--- START OF Given data ---

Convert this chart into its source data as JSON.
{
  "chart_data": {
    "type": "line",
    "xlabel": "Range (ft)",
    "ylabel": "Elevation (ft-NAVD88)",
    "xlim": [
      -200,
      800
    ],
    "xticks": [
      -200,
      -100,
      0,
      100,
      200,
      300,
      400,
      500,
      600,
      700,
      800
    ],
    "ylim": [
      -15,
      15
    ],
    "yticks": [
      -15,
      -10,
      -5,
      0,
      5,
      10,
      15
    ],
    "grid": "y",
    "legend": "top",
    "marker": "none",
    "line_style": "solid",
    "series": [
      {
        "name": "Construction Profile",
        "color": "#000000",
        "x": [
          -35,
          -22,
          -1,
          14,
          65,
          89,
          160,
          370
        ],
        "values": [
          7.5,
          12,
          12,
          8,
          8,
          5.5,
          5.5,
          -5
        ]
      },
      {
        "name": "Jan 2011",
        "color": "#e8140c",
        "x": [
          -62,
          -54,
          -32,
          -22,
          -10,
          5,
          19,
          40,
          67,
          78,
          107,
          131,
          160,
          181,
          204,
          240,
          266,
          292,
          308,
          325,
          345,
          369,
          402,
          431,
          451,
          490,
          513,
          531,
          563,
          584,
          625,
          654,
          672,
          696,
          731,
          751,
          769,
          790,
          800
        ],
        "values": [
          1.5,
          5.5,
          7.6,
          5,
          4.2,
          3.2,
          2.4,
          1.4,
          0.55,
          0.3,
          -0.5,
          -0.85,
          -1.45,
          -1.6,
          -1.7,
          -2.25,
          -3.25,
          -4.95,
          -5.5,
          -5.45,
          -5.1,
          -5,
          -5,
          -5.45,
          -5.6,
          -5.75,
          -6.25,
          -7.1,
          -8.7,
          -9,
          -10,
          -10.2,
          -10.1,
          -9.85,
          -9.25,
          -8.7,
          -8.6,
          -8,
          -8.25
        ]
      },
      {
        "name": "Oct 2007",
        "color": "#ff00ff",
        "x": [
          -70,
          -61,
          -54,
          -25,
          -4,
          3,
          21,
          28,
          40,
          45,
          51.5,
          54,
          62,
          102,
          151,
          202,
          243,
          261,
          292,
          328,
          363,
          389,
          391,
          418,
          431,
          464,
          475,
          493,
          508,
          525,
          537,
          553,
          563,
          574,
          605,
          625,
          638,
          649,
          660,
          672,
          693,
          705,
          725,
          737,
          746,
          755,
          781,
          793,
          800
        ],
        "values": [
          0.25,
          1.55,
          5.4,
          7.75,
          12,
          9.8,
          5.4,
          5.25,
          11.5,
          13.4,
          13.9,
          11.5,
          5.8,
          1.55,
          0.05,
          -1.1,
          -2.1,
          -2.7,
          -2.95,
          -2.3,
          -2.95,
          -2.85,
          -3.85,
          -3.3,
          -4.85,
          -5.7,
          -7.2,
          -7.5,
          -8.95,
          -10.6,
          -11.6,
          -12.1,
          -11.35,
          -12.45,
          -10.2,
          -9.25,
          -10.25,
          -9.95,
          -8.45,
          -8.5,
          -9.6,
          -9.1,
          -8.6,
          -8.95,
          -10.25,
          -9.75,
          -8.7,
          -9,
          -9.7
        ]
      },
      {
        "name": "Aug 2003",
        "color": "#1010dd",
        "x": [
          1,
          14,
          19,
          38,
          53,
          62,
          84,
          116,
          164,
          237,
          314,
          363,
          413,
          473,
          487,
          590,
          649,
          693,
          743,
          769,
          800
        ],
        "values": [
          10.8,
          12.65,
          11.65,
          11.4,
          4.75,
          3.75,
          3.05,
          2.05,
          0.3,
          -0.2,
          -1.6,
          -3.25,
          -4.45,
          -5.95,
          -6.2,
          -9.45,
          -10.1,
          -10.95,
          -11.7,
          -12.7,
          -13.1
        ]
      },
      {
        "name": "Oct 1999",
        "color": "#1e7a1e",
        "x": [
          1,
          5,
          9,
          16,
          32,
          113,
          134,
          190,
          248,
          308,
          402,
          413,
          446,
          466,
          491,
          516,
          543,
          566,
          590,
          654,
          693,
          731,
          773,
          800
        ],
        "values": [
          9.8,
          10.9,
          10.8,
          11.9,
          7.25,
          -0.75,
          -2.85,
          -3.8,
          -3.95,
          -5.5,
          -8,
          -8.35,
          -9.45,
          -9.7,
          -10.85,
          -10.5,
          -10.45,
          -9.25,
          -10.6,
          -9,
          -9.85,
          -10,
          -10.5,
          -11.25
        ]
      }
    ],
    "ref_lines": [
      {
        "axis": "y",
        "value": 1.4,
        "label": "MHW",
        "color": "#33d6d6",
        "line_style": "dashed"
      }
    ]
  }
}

--- END OF Given data ---

Write out every line of the material again, exactly as it reads.

■ **The solution**
Convert this chart into its source data as JSON.
{
  "chart_data": {
    "type": "line",
    "xlabel": "Range (ft)",
    "ylabel": "Elevation (ft-NAVD88)",
    "xlim": [
      -200,
      800
    ],
    "xticks": [
      -200,
      -100,
      0,
      100,
      200,
      300,
      400,
      500,
      600,
      700,
      800
    ],
    "ylim": [
      -15,
      15
    ],
    "yticks": [
      -15,
      -10,
      -5,
      0,
      5,
      10,
      15
    ],
    "grid": "y",
    "legend": "top",
    "marker": "none",
    "line_style": "solid",
    "series": [
      {
        "name": "Construction Profile",
        "color": "#000000",
        "x": [
          -35,
          -22,
          -1,
          14,
          65,
          89,
          160,
          370
        ],
        "values": [
          7.5,
          12,
          12,
          8,
          8,
          5.5,
          5.5,
          -5
        ]
      },
      {
        "name": "Jan 2011",
        "color": "#e8140c",
        "x": [
          -62,
          -54,
          -32,
          -22,
          -10,
          5,
          19,
          40,
          67,
          78,
          107,
          131,
          160,
          181,
          204,
          240,
          266,
          292,
          308,
          325,
          345,
          369,
          402,
          431,
          451,
          490,
          513,
          531,
          563,
          584,
          625,
          654,
          672,
          696,
          731,
          751,
          769,
          790,
          800
        ],
        "values": [
          1.5,
          5.5,
          7.6,
          5,
          4.2,
          3.2,
          2.4,
          1.4,
          0.55,
          0.3,
          -0.5,
          -0.85,
          -1.45,
          -1.6,
          -1.7,
          -2.25,
          -3.25,
          -4.95,
          -5.5,
          -5.45,
          -5.1,
          -5,
          -5,
          -5.45,
          -5.6,
          -5.75,
          -6.25,
          -7.1,
          -8.7,
          -9,
          -10,
          -10.2,
          -10.1,
          -9.85,
          -9.25,
          -8.7,
          -8.6,
          -8,
          -8.25
        ]
      },
      {
        "name": "Oct 2007",
        "color": "#ff00ff",
        "x": [
          -70,
          -61,
          -54,
          -25,
          -4,
          3,
          21,
          28,
          40,
          45,
          51.5,
          54,
          62,
          102,
          151,
          202,
          243,
          261,
          292,
          328,
          363,
          389,
          391,
          418,
          431,
          464,
          475,
          493,
          508,
          525,
          537,
          553,
          563,
          574,
          605,
          625,
          638,
          649,
          660,
          672,
          693,
          705,
          725,
          737,
          746,
          755,
          781,
          793,
          800
        ],
        "values": [
          0.25,
          1.55,
          5.4,
          7.75,
          12,
          9.8,
          5.4,
          5.25,
          11.5,
          13.4,
          13.9,
          11.5,
          5.8,
          1.55,
          0.05,
          -1.1,
          -2.1,
          -2.7,
          -2.95,
          -2.3,
          -2.95,
          -2.85,
          -3.85,
          -3.3,
          -4.85,
          -5.7,
          -7.2,
          -7.5,
          -8.95,
          -10.6,
          -11.6,
          -12.1,
          -11.35,
          -12.45,
          -10.2,
          -9.25,
          -10.25,
          -9.95,
          -8.45,
          -8.5,
          -9.6,
          -9.1,
          -8.6,
          -8.95,
          -10.25,
          -9.75,
          -8.7,
          -9,
          -9.7
        ]
      },
      {
        "name": "Aug 2003",
        "color": "#1010dd",
        "x": [
          1,
          14,
          19,
          38,
          53,
          62,
          84,
          116,
          164,
          237,
          314,
          363,
          413,
          473,
          487,
          590,
          649,
          693,
          743,
          769,
          800
        ],
        "values": [
          10.8,
          12.65,
          11.65,
          11.4,
          4.75,
          3.75,
          3.05,
          2.05,
          0.3,
          -0.2,
          -1.6,
          -3.25,
          -4.45,
          -5.95,
          -6.2,
          -9.45,
          -10.1,
          -10.95,
          -11.7,
          -12.7,
          -13.1
        ]
      },
      {
        "name": "Oct 1999",
        "color": "#1e7a1e",
        "x": [
          1,
          5,
          9,
          16,
          32,
          113,
          134,
          190,
          248,
          308,
          402,
          413,
          446,
          466,
          491,
          516,
          543,
          566,
          590,
          654,
          693,
          731,
          773,
          800
        ],
        "values": [
          9.8,
          10.9,
          10.8,
          11.9,
          7.25,
          -0.75,
          -2.85,
          -3.8,
          -3.95,
          -5.5,
          -8,
          -8.35,
          -9.45,
          -9.7,
          -10.85,
          -10.5,
          -10.45,
          -9.25,
          -10.6,
          -9,
          -9.85,
          -10,
          -10.5,
          -11.25
        ]
      }
    ],
    "ref_lines": [
      {
        "axis": "y",
        "value": 1.4,
        "label": "MHW",
        "color": "#33d6d6",
        "line_style": "dashed"
      }
    ]
  }
}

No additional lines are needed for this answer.